**THE EXERCISE:** All entries below are to be set down again, identical to the source.

━━━━━━

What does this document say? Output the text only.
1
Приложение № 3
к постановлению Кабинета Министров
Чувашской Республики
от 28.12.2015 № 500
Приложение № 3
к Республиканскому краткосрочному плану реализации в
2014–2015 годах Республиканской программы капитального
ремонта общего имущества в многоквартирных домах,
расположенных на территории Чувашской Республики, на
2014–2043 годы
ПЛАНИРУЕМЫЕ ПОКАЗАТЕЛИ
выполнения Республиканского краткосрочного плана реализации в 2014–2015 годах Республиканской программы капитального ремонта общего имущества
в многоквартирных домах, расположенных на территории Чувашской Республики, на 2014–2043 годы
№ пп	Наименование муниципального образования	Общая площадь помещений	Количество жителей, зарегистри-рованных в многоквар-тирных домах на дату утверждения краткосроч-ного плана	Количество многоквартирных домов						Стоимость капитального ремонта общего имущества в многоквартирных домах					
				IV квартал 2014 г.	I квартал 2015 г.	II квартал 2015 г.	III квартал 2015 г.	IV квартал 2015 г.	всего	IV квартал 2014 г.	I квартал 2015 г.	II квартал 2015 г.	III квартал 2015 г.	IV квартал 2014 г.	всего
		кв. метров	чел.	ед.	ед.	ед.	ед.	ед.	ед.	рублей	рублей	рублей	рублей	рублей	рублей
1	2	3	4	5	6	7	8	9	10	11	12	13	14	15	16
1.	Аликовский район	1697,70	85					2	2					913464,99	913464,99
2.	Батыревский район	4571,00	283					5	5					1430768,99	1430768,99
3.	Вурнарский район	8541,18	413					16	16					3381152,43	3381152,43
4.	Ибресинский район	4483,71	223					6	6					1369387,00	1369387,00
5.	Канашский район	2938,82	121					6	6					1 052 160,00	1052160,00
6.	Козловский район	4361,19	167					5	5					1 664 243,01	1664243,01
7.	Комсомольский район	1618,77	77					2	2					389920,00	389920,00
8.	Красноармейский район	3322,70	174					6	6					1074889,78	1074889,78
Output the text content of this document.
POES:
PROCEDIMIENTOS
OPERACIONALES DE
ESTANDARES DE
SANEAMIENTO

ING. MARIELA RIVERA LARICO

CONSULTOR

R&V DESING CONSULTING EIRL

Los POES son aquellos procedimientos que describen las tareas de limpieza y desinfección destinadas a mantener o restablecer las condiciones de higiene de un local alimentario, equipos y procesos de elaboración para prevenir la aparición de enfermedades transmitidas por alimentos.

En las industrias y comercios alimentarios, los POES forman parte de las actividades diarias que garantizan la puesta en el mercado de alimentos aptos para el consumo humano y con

━━━━━━

**RESULT OF THIS TASK:**
What does this document say? Output the text only.
1
Приложение № 3
к постановлению Кабинета Министров
Чувашской Республики
от 28.12.2015 № 500
Приложение № 3
к Республиканскому краткосрочному плану реализации в
2014–2015 годах Республиканской программы капитального
ремонта общего имущества в многоквартирных домах,
расположенных на территории Чувашской Республики, на
2014–2043 годы
ПЛАНИРУЕМЫЕ ПОКАЗАТЕЛИ
выполнения Республиканского краткосрочного плана реализации в 2014–2015 годах Республиканской программы капитального ремонта общего имущества
в многоквартирных домах, расположенных на территории Чувашской Республики, на 2014–2043 годы
№ пп	Наименование муниципального образования	Общая площадь помещений	Количество жителей, зарегистри-рованных в многоквар-тирных домах на дату утверждения краткосроч-ного плана	Количество многоквартирных домов						Стоимость капитального ремонта общего имущества в многоквартирных домах					
				IV квартал 2014 г.	I квартал 2015 г.	II квартал 2015 г.	III квартал 2015 г.	IV квартал 2015 г.	всего	IV квартал 2014 г.	I квартал 2015 г.	II квартал 2015 г.	III квартал 2015 г.	IV квартал 2014 г.	всего
		кв. метров	чел.	ед.	ед.	ед.	ед.	ед.	ед.	рублей	рублей	рублей	рублей	рублей	рублей
1	2	3	4	5	6	7	8	9	10	11	12	13	14	15	16
1.	Аликовский район	1697,70	85					2	2					913464,99	913464,99
2.	Батыревский район	4571,00	283					5	5					1430768,99	1430768,99
3.	Вурнарский район	8541,18	413					16	16					3381152,43	3381152,43
4.	Ибресинский район	4483,71	223					6	6					1369387,00	1369387,00
5.	Канашский район	2938,82	121					6	6					1 052 160,00	1052160,00
6.	Козловский район	4361,19	167					5	5					1 664 243,01	1664243,01
7.	Комсомольский район	1618,77	77					2	2					389920,00	389920,00
8.	Красноармейский район	3322,70	174					6	6					1074889,78	1074889,78
Output the text content of this document.
POES:
PROCEDIMIENTOS
OPERACIONALES DE
ESTANDARES DE
SANEAMIENTO

ING. MARIELA RIVERA LARICO

CONSULTOR

R&V DESING CONSULTING EIRL

Los POES son aquellos procedimientos que describen las tareas de limpieza y desinfección destinadas a mantener o restablecer las condiciones de higiene de un local alimentario, equipos y procesos de elaboración para prevenir la aparición de enfermedades transmitidas por alimentos.

En las industrias y comercios alimentarios, los POES forman parte de las actividades diarias que garantizan la puesta en el mercado de alimentos aptos para el consumo humano y con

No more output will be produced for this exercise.